Beneath this task is a listing; retype all of it exactly.

————————

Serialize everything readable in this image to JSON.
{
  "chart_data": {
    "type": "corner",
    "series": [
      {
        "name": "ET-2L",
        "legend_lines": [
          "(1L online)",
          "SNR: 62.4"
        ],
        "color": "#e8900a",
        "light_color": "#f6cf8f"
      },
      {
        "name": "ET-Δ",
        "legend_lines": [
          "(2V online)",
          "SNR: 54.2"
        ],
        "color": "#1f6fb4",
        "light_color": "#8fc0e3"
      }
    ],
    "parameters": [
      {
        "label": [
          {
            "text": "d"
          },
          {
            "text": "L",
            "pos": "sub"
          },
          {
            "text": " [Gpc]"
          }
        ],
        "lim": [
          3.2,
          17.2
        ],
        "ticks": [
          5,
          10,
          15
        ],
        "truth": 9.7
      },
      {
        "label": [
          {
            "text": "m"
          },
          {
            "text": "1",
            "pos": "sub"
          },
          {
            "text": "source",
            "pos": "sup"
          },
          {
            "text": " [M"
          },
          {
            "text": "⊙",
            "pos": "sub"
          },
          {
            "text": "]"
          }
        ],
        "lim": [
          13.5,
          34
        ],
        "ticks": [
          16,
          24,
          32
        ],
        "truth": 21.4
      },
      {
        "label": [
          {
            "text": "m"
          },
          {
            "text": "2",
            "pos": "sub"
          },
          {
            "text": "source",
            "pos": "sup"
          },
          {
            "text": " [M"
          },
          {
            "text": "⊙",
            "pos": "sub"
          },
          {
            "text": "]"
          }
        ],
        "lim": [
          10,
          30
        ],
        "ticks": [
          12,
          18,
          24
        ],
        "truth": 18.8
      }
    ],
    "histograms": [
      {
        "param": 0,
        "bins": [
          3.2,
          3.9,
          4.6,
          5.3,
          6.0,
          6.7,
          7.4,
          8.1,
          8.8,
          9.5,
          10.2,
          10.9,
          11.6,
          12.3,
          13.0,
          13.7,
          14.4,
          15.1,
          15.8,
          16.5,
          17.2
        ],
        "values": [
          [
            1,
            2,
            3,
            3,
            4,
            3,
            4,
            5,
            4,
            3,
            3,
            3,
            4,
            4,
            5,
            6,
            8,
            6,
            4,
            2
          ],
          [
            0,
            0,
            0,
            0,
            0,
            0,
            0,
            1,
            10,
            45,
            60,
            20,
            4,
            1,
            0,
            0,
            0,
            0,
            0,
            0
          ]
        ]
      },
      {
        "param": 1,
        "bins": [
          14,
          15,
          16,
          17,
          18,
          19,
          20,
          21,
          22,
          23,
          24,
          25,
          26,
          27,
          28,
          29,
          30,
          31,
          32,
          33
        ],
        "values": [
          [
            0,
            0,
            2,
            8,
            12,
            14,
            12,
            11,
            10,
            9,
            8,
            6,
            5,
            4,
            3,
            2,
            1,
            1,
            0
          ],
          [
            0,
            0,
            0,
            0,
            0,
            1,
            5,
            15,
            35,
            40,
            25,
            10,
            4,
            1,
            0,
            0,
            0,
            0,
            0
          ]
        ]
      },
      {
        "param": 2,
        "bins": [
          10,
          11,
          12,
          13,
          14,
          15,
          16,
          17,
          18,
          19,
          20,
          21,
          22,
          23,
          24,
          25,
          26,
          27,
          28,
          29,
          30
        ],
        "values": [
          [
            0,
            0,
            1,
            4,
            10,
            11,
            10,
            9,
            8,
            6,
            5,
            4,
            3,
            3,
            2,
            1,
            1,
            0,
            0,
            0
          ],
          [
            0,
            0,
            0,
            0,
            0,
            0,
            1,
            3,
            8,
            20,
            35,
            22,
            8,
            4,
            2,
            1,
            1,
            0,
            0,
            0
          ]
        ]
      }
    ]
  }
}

————————

Output for this task:
Serialize everything readable in this image to JSON.
{
  "chart_data": {
    "type": "corner",
    "series": [
      {
        "name": "ET-2L",
        "legend_lines": [
          "(1L online)",
          "SNR: 62.4"
        ],
        "color": "#e8900a",
        "light_color": "#f6cf8f"
      },
      {
        "name": "ET-Δ",
        "legend_lines": [
          "(2V online)",
          "SNR: 54.2"
        ],
        "color": "#1f6fb4",
        "light_color": "#8fc0e3"
      }
    ],
    "parameters": [
      {
        "label": [
          {
            "text": "d"
          },
          {
            "text": "L",
            "pos": "sub"
          },
          {
            "text": " [Gpc]"
          }
        ],
        "lim": [
          3.2,
          17.2
        ],
        "ticks": [
          5,
          10,
          15
        ],
        "truth": 9.7
      },
      {
        "label": [
          {
            "text": "m"
          },
          {
            "text": "1",
            "pos": "sub"
          },
          {
            "text": "source",
            "pos": "sup"
          },
          {
            "text": " [M"
          },
          {
            "text": "⊙",
            "pos": "sub"
          },
          {
            "text": "]"
          }
        ],
        "lim": [
          13.5,
          34
        ],
        "ticks": [
          16,
          24,
          32
        ],
        "truth": 21.4
      },
      {
        "label": [
          {
            "text": "m"
          },
          {
            "text": "2",
            "pos": "sub"
          },
          {
            "text": "source",
            "pos": "sup"
          },
          {
            "text": " [M"
          },
          {
            "text": "⊙",
            "pos": "sub"
          },
          {
            "text": "]"
          }
        ],
        "lim": [
          10,
          30
        ],
        "ticks": [
          12,
          18,
          24
        ],
        "truth": 18.8
      }
    ],
    "histograms": [
      {
        "param": 0,
        "bins": [
          3.2,
          3.9,
          4.6,
          5.3,
          6.0,
          6.7,
          7.4,
          8.1,
          8.8,
          9.5,
          10.2,
          10.9,
          11.6,
          12.3,
          13.0,
          13.7,
          14.4,
          15.1,
          15.8,
          16.5,
          17.2
        ],
        "values": [
          [
            1,
            2,
            3,
            3,
            4,
            3,
            4,
            5,
            4,
            3,
            3,
            3,
            4,
            4,
            5,
            6,
            8,
            6,
            4,
            2
          ],
          [
            0,
            0,
            0,
            0,
            0,
            0,
            0,
            1,
            10,
            45,
            60,
            20,
            4,
            1,
            0,
            0,
            0,
            0,
            0,
            0
          ]
        ]
      },
      {
        "param": 1,
        "bins": [
          14,
          15,
          16,
          17,
          18,
          19,
          20,
          21,
          22,
          23,
          24,
          25,
          26,
          27,
          28,
          29,
          30,
          31,
          32,
          33
        ],
        "values": [
          [
            0,
            0,
            2,
            8,
            12,
            14,
            12,
            11,
            10,
            9,
            8,
            6,
            5,
            4,
            3,
            2,
            1,
            1,
            0
          ],
          [
            0,
            0,
            0,
            0,
            0,
            1,
            5,
            15,
            35,
            40,
            25,
            10,
            4,
            1,
            0,
            0,
            0,
            0,
            0
          ]
        ]
      },
      {
        "param": 2,
        "bins": [
          10,
          11,
          12,
          13,
          14,
          15,
          16,
          17,
          18,
          19,
          20,
          21,
          22,
          23,
          24,
          25,
          26,
          27,
          28,
          29,
          30
        ],
        "values": [
          [
            0,
            0,
            1,
            4,
            10,
            11,
            10,
            9,
            8,
            6,
            5,
            4,
            3,
            3,
            2,
            1,
            1,
            0,
            0,
            0
          ],
          [
            0,
            0,
            0,
            0,
            0,
            0,
            1,
            3,
            8,
            20,
            35,
            22,
            8,
            4,
            2,
            1,
            1,
            0,
            0,
            0
          ]
        ]
      }
    ]
  }
}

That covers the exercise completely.